• DIRECTIONS FOR THIS TASK: Gather all lines in the entries that include the word "marker".

• DATA SUPPLIED:
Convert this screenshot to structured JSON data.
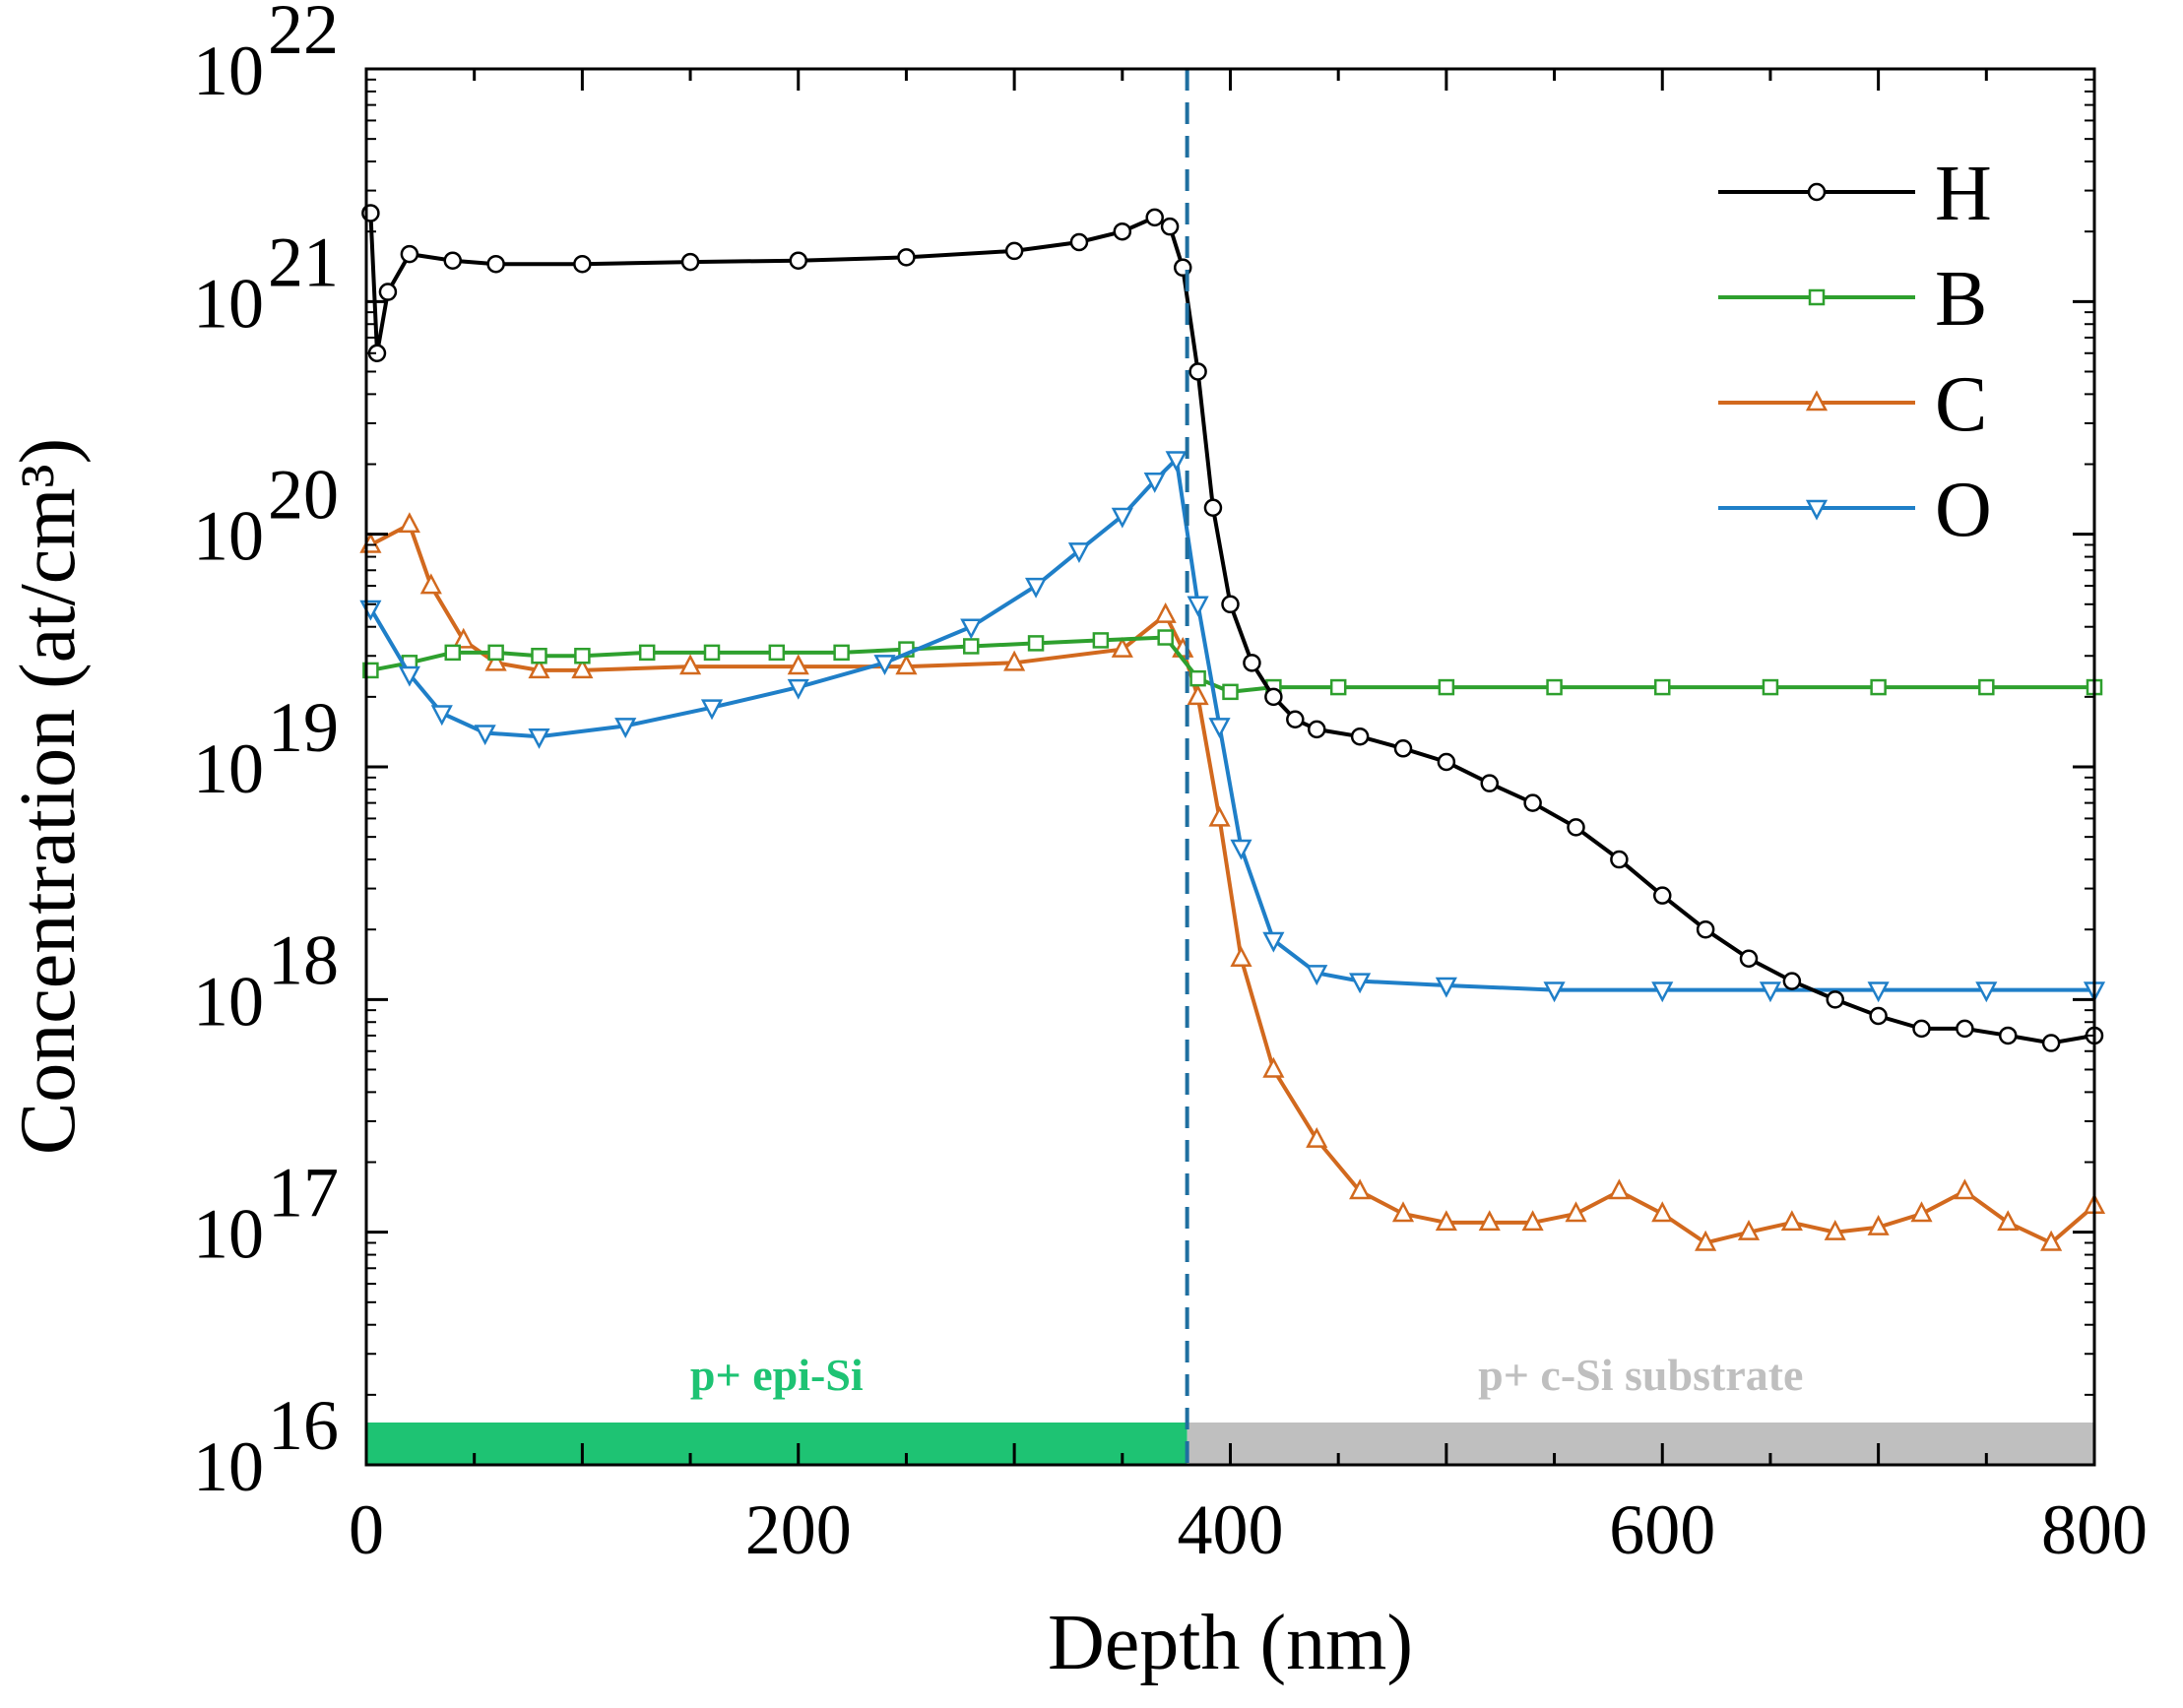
{
  "chart_data": {
    "type": "line",
    "xlabel": "Depth (nm)",
    "ylabel": "Concentration (at/cm³)",
    "xlim": [
      0,
      800
    ],
    "ylim": [
      1e+16,
      1e+22
    ],
    "y_scale": "log",
    "x_ticks": [
      0,
      200,
      400,
      600,
      800
    ],
    "x_tick_labels": [
      "0",
      "200",
      "400",
      "600",
      "800"
    ],
    "y_tick_exponents": [
      "16",
      "17",
      "18",
      "19",
      "20",
      "21",
      "22"
    ],
    "y_tick_base": "10",
    "interface_depth": 380,
    "regions": [
      {
        "label": "p+ epi-Si",
        "x_start": 0,
        "x_end": 380,
        "color": "#1ec373"
      },
      {
        "label": "p+ c-Si substrate",
        "x_start": 380,
        "x_end": 800,
        "color": "#bfbfbf"
      }
    ],
    "legend_position": "top-right",
    "series": [
      {
        "name": "H",
        "color": "#000000",
        "marker": "circle",
        "x": [
          2,
          5,
          10,
          20,
          40,
          60,
          100,
          150,
          200,
          250,
          300,
          330,
          350,
          365,
          372,
          378,
          385,
          392,
          400,
          410,
          420,
          430,
          440,
          460,
          480,
          500,
          520,
          540,
          560,
          580,
          600,
          620,
          640,
          660,
          680,
          700,
          720,
          740,
          760,
          780,
          800
        ],
        "y": [
          2.4e+21,
          6e+20,
          1.1e+21,
          1.6e+21,
          1.5e+21,
          1.45e+21,
          1.45e+21,
          1.48e+21,
          1.5e+21,
          1.55e+21,
          1.65e+21,
          1.8e+21,
          2e+21,
          2.3e+21,
          2.1e+21,
          1.4e+21,
          5e+20,
          1.3e+20,
          5e+19,
          2.8e+19,
          2e+19,
          1.6e+19,
          1.45e+19,
          1.35e+19,
          1.2e+19,
          1.05e+19,
          8.5e+18,
          7e+18,
          5.5e+18,
          4e+18,
          2.8e+18,
          2e+18,
          1.5e+18,
          1.2e+18,
          1e+18,
          8.5e+17,
          7.5e+17,
          7.5e+17,
          7e+17,
          6.5e+17,
          7e+17
        ]
      },
      {
        "name": "B",
        "color": "#2ea02e",
        "marker": "square",
        "x": [
          2,
          20,
          40,
          60,
          80,
          100,
          130,
          160,
          190,
          220,
          250,
          280,
          310,
          340,
          370,
          385,
          400,
          420,
          450,
          500,
          550,
          600,
          650,
          700,
          750,
          800
        ],
        "y": [
          2.6e+19,
          2.8e+19,
          3.1e+19,
          3.1e+19,
          3e+19,
          3e+19,
          3.1e+19,
          3.1e+19,
          3.1e+19,
          3.1e+19,
          3.2e+19,
          3.3e+19,
          3.4e+19,
          3.5e+19,
          3.6e+19,
          2.4e+19,
          2.1e+19,
          2.2e+19,
          2.2e+19,
          2.2e+19,
          2.2e+19,
          2.2e+19,
          2.2e+19,
          2.2e+19,
          2.2e+19,
          2.2e+19
        ]
      },
      {
        "name": "C",
        "color": "#d2691e",
        "marker": "triangle-up",
        "x": [
          2,
          20,
          30,
          45,
          60,
          80,
          100,
          150,
          200,
          250,
          300,
          350,
          370,
          378,
          385,
          395,
          405,
          420,
          440,
          460,
          480,
          500,
          520,
          540,
          560,
          580,
          600,
          620,
          640,
          660,
          680,
          700,
          720,
          740,
          760,
          780,
          800
        ],
        "y": [
          9e+19,
          1.1e+20,
          6e+19,
          3.5e+19,
          2.8e+19,
          2.6e+19,
          2.6e+19,
          2.7e+19,
          2.7e+19,
          2.7e+19,
          2.8e+19,
          3.2e+19,
          4.5e+19,
          3.2e+19,
          2e+19,
          6e+18,
          1.5e+18,
          5e+17,
          2.5e+17,
          1.5e+17,
          1.2e+17,
          1.1e+17,
          1.1e+17,
          1.1e+17,
          1.2e+17,
          1.5e+17,
          1.2e+17,
          9e+16,
          1e+17,
          1.1e+17,
          1e+17,
          1.05e+17,
          1.2e+17,
          1.5e+17,
          1.1e+17,
          9e+16,
          1.3e+17
        ]
      },
      {
        "name": "O",
        "color": "#1f7fc8",
        "marker": "triangle-down",
        "x": [
          2,
          20,
          35,
          55,
          80,
          120,
          160,
          200,
          240,
          280,
          310,
          330,
          350,
          365,
          375,
          385,
          395,
          405,
          420,
          440,
          460,
          500,
          550,
          600,
          650,
          700,
          750,
          800
        ],
        "y": [
          4.8e+19,
          2.5e+19,
          1.7e+19,
          1.4e+19,
          1.35e+19,
          1.5e+19,
          1.8e+19,
          2.2e+19,
          2.8e+19,
          4e+19,
          6e+19,
          8.5e+19,
          1.2e+20,
          1.7e+20,
          2.1e+20,
          5e+19,
          1.5e+19,
          4.5e+18,
          1.8e+18,
          1.3e+18,
          1.2e+18,
          1.15e+18,
          1.1e+18,
          1.1e+18,
          1.1e+18,
          1.1e+18,
          1.1e+18,
          1.1e+18
        ]
      }
    ]
  }
}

• REPLY TO THE TASK:
        "marker": "circle",
        "marker": "square",
        "marker": "triangle-up",
        "marker": "triangle-down",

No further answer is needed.